EXERCISE: Omit all pictures and give the records below again exactly as written.

INPUT ROWS:
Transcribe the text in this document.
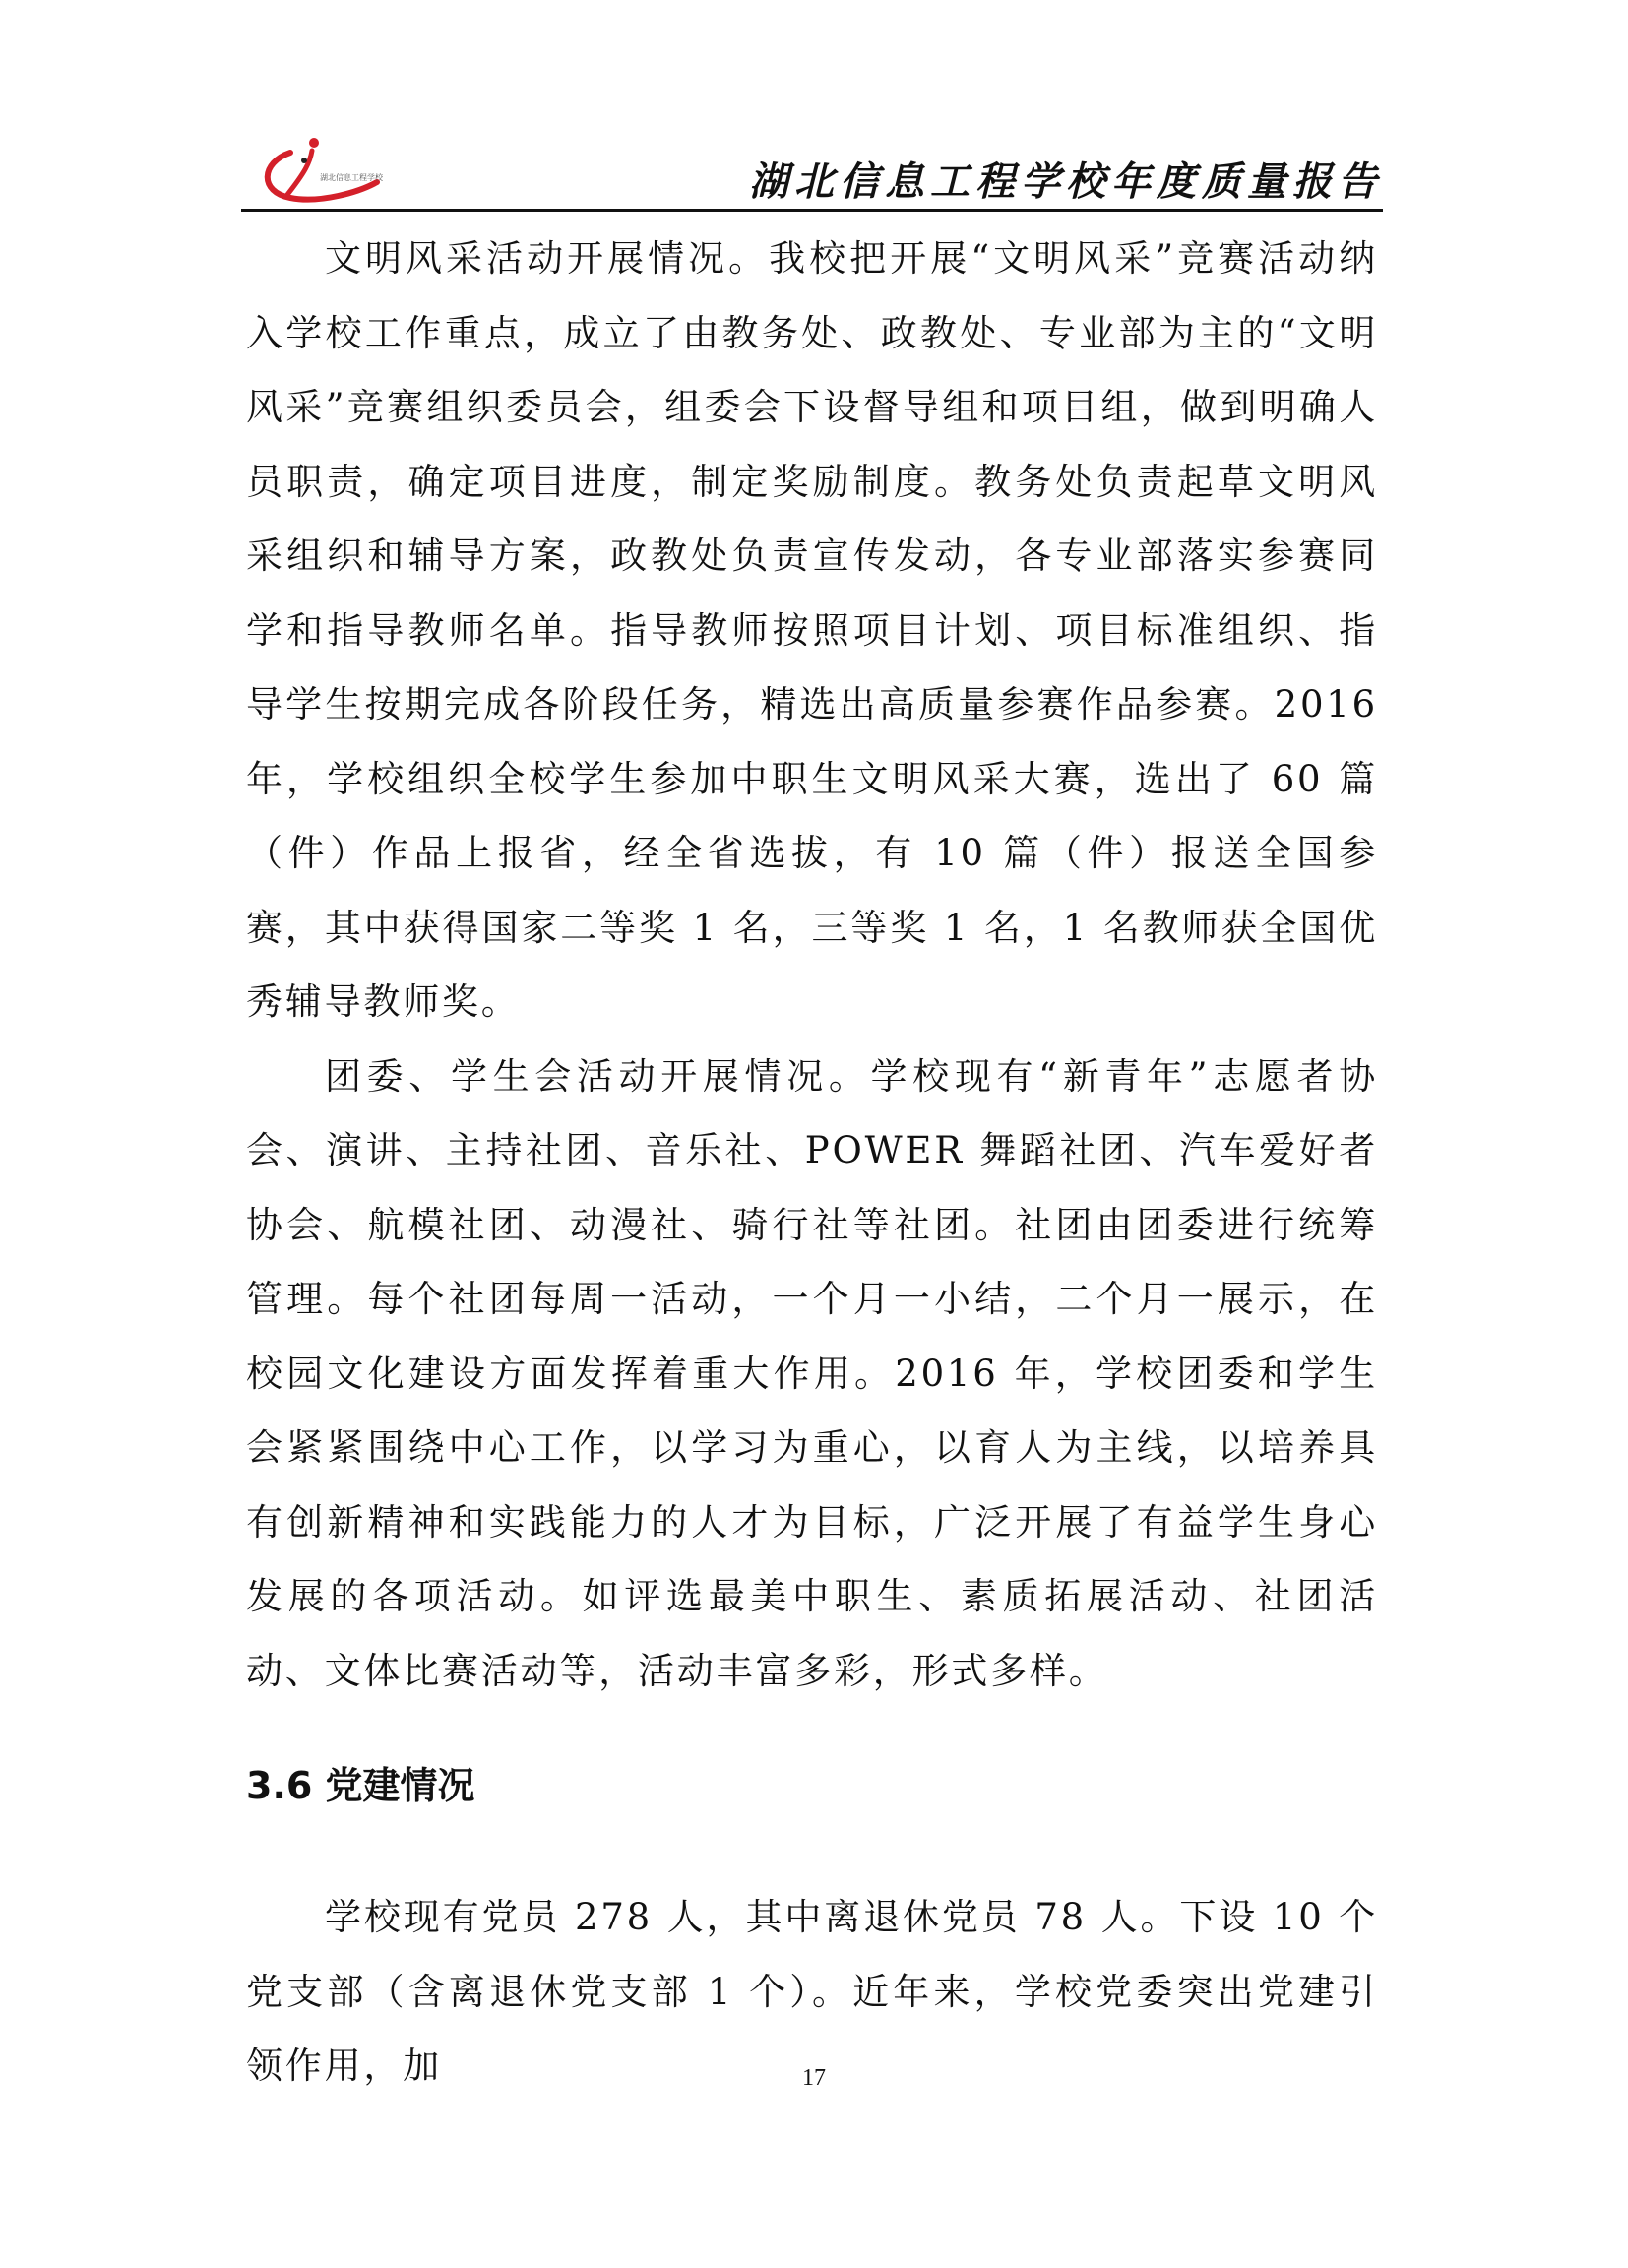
湖北信息工程学校	湖北信息工程学校年度质量报告

文明风采活动开展情况。我校把开展“文明风采”竞赛活动纳入学校工作重点，成立了由教务处、政教处、专业部为主的“文明风采”竞赛组织委员会，组委会下设督导组和项目组，做到明确人员职责，确定项目进度，制定奖励制度。教务处负责起草文明风采组织和辅导方案，政教处负责宣传发动，各专业部落实参赛同学和指导教师名单。指导教师按照项目计划、项目标准组织、指导学生按期完成各阶段任务，精选出高质量参赛作品参赛。2016年，学校组织全校学生参加中职生文明风采大赛，选出了 60 篇（件）作品上报省，经全省选拔，有 10 篇（件）报送全国参赛，其中获得国家二等奖 1 名，三等奖 1 名，1 名教师获全国优秀辅导教师奖。

团委、学生会活动开展情况。学校现有“新青年”志愿者协会、演讲、主持社团、音乐社、POWER 舞蹈社团、汽车爱好者协会、航模社团、动漫社、骑行社等社团。社团由团委进行统筹管理。每个社团每周一活动，一个月一小结，二个月一展示，在校园文化建设方面发挥着重大作用。2016 年，学校团委和学生会紧紧围绕中心工作，以学习为重心，以育人为主线，以培养具有创新精神和实践能力的人才为目标，广泛开展了有益学生身心发展的各项活动。如评选最美中职生、素质拓展活动、社团活动、文体比赛活动等，活动丰富多彩，形式多样。

3.6 党建情况

学校现有党员 278 人，其中离退休党员 78 人。下设 10 个党支部（含离退休党支部 1 个）。近年来，学校党委突出党建引领作用，加	17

CORRECT OUTPUT:
Transcribe the text in this document.
湖北信息工程学校	湖北信息工程学校年度质量报告

文明风采活动开展情况。我校把开展“文明风采”竞赛活动纳入学校工作重点，成立了由教务处、政教处、专业部为主的“文明风采”竞赛组织委员会，组委会下设督导组和项目组，做到明确人员职责，确定项目进度，制定奖励制度。教务处负责起草文明风采组织和辅导方案，政教处负责宣传发动，各专业部落实参赛同学和指导教师名单。指导教师按照项目计划、项目标准组织、指导学生按期完成各阶段任务，精选出高质量参赛作品参赛。2016年，学校组织全校学生参加中职生文明风采大赛，选出了 60 篇（件）作品上报省，经全省选拔，有 10 篇（件）报送全国参赛，其中获得国家二等奖 1 名，三等奖 1 名，1 名教师获全国优秀辅导教师奖。

团委、学生会活动开展情况。学校现有“新青年”志愿者协会、演讲、主持社团、音乐社、POWER 舞蹈社团、汽车爱好者协会、航模社团、动漫社、骑行社等社团。社团由团委进行统筹管理。每个社团每周一活动，一个月一小结，二个月一展示，在校园文化建设方面发挥着重大作用。2016 年，学校团委和学生会紧紧围绕中心工作，以学习为重心，以育人为主线，以培养具有创新精神和实践能力的人才为目标，广泛开展了有益学生身心发展的各项活动。如评选最美中职生、素质拓展活动、社团活动、文体比赛活动等，活动丰富多彩，形式多样。

3.6 党建情况

学校现有党员 278 人，其中离退休党员 78 人。下设 10 个党支部（含离退休党支部 1 个）。近年来，学校党委突出党建引领作用，加	17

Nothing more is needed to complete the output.